──────── Provided data ────────

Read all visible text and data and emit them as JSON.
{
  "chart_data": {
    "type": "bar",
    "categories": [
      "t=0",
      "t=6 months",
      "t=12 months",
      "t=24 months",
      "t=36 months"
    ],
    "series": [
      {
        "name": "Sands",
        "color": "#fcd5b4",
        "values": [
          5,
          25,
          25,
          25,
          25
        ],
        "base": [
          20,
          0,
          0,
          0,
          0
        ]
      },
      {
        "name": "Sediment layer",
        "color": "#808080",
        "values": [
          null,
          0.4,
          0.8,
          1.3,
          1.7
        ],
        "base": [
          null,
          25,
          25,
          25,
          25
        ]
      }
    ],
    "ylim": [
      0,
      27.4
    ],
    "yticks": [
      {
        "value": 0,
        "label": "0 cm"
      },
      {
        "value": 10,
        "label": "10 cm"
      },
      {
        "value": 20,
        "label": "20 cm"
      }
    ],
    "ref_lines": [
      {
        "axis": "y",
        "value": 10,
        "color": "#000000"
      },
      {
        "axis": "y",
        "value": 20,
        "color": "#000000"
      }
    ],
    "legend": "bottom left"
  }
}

────────

Check each line of the records above for the string "color", and report every line that has it.

• _Solution to this exercise_:
        "color": "#fcd5b4",
        "color": "#808080",
        "color": "#000000"
        "color": "#000000"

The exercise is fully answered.